### Given instruction:
Locate every line below that contains the word "JSON" and copy it.

### Data provided:
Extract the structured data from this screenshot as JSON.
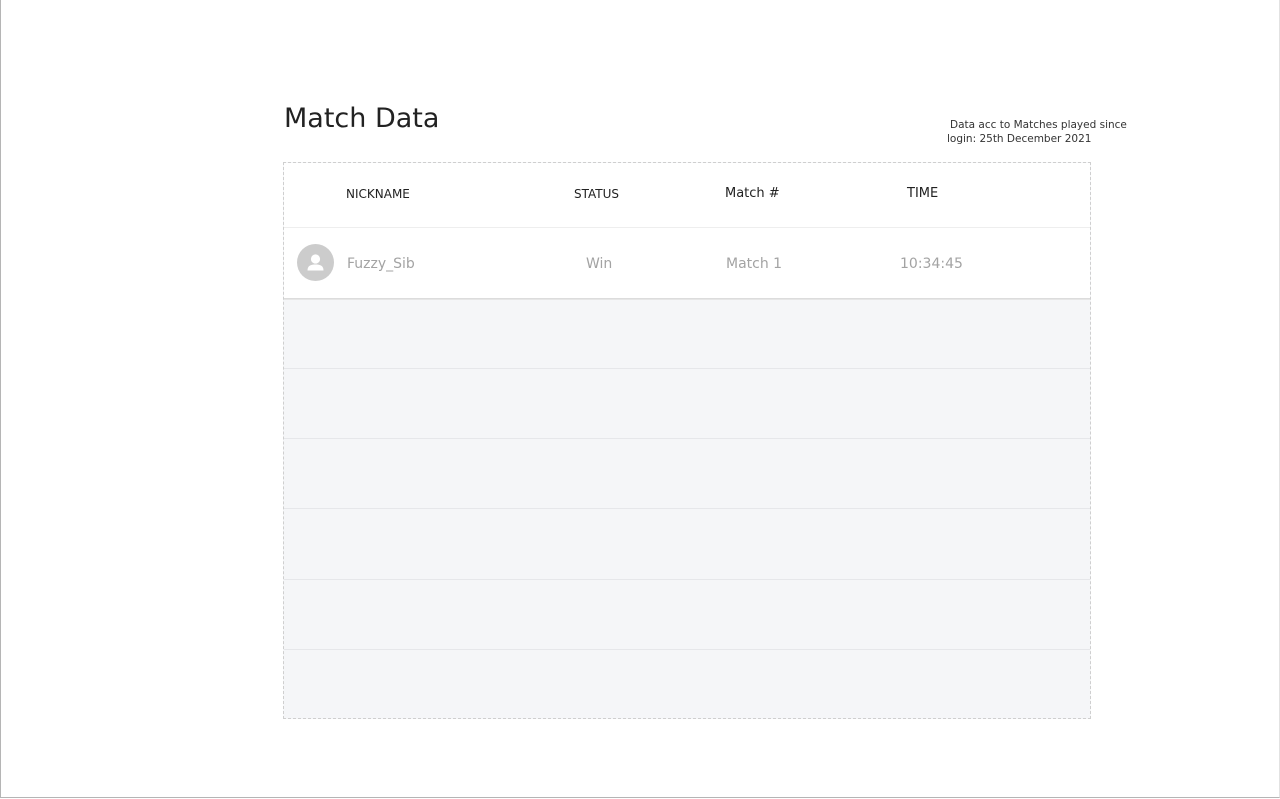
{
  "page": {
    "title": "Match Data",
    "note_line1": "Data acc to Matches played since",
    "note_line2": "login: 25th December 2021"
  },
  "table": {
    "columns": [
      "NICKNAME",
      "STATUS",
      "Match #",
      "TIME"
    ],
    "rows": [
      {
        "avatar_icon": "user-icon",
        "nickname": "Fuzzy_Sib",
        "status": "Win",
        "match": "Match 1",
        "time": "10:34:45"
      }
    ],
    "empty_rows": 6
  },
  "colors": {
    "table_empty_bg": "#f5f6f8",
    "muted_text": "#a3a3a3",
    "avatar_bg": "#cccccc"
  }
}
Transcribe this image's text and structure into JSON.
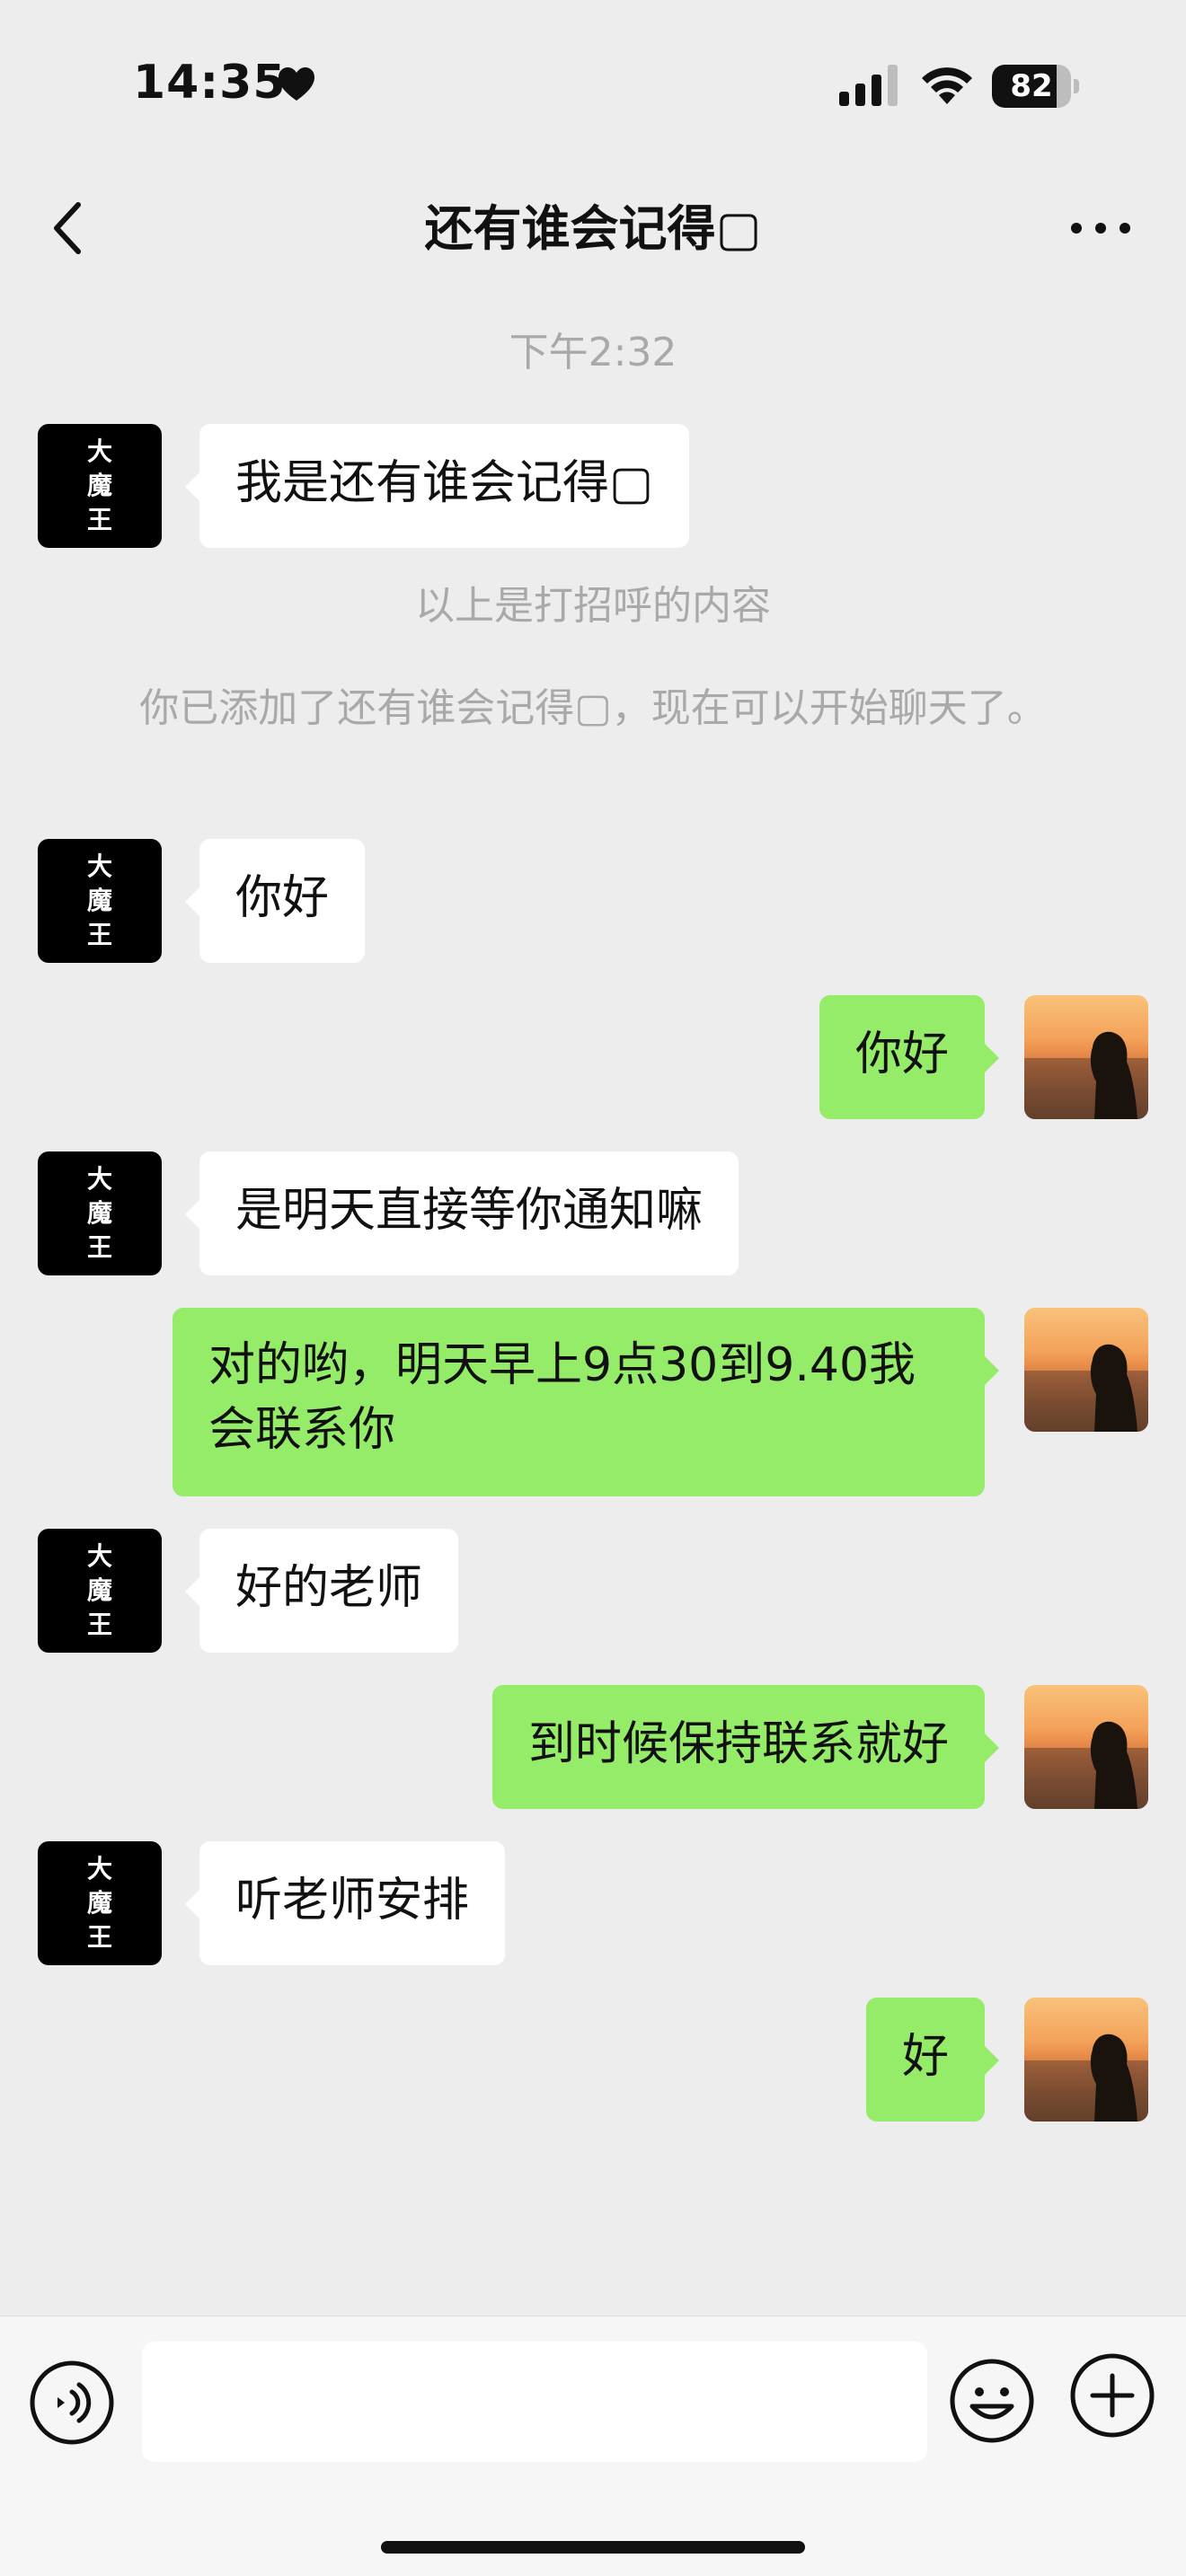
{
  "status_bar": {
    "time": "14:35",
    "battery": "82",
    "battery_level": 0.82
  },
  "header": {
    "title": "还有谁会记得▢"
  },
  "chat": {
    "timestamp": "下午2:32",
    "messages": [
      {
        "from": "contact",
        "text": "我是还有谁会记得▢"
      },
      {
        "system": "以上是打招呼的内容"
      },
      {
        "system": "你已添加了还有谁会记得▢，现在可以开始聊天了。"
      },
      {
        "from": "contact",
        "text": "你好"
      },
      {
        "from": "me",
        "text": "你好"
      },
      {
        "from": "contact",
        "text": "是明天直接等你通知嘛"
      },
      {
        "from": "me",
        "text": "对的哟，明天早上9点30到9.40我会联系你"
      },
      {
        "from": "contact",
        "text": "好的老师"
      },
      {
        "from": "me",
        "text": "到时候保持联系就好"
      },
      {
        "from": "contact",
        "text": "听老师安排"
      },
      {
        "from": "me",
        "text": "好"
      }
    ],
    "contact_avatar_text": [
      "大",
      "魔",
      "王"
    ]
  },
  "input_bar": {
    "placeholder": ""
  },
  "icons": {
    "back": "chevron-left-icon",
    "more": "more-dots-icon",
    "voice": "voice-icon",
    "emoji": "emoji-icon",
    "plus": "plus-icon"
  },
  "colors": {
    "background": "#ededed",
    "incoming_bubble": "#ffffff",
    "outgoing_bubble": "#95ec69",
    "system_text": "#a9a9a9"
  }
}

### Written solution:
Extract the structured data from this screenshot as JSON.
Transcribe this image's text and structure into JSON.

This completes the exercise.